→ What you should do
Pick out each line containing the string "cette".

→ Rows

--------

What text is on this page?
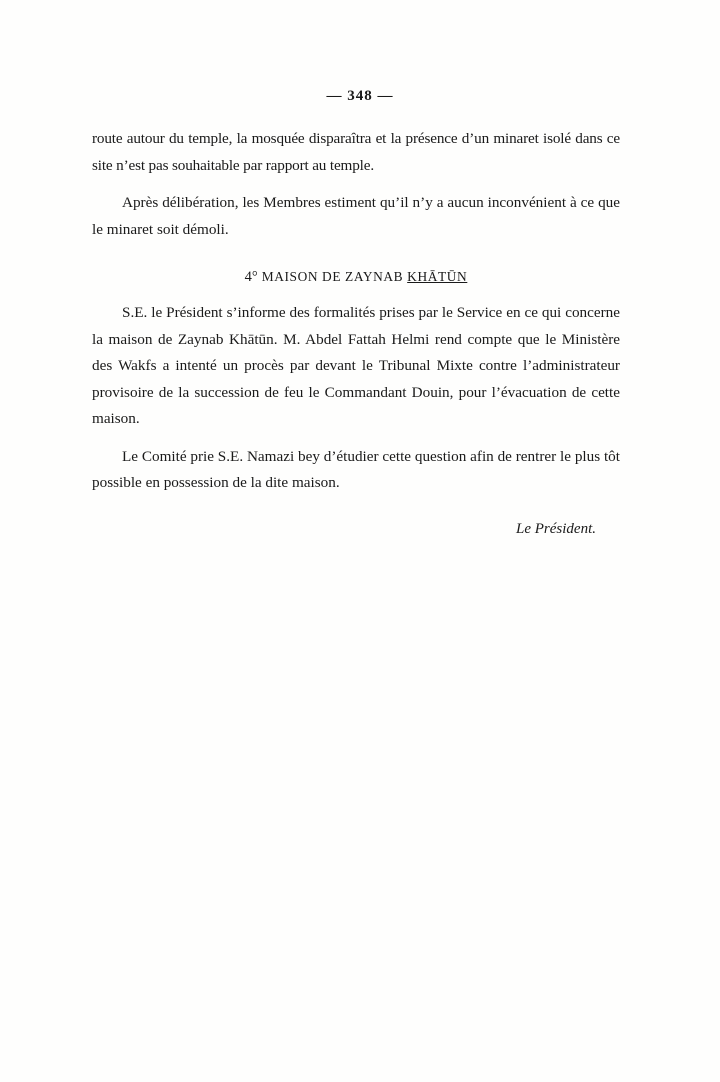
— 348 —

route autour du temple, la mosquée disparaîtra et la présence d’un minaret isolé dans ce site n’est pas souhaitable par rapport au temple.

Après délibération, les Membres estiment qu’il n’y a aucun inconvénient à ce que le minaret soit démoli.

4° MAISON DE ZAYNAB KHĀTŪN

S.E. le Président s’informe des formalités prises par le Service en ce qui concerne la maison de Zaynab Khātūn. M. Abdel Fattah Helmi rend compte que le Ministère des Wakfs a intenté un procès par devant le Tribunal Mixte contre l’administrateur provisoire de la succession de feu le Commandant Douin, pour l’évacuation de cette maison.

Le Comité prie S.E. Namazi bey d’étudier cette question afin de rentrer le plus tôt possible en possession de la dite maison.

Le Président.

--------

→ Task response
S.E. le Président s’informe des formalités prises par le Service en ce qui concerne la maison de Zaynab Khātūn. M. Abdel Fattah Helmi rend compte que le Ministère des Wakfs a intenté un procès par devant le Tribunal Mixte contre l’administrateur provisoire de la succession de feu le Commandant Douin, pour l’évacuation de cette maison.
Le Comité prie S.E. Namazi bey d’étudier cette question afin de rentrer le plus tôt possible en possession de la dite maison.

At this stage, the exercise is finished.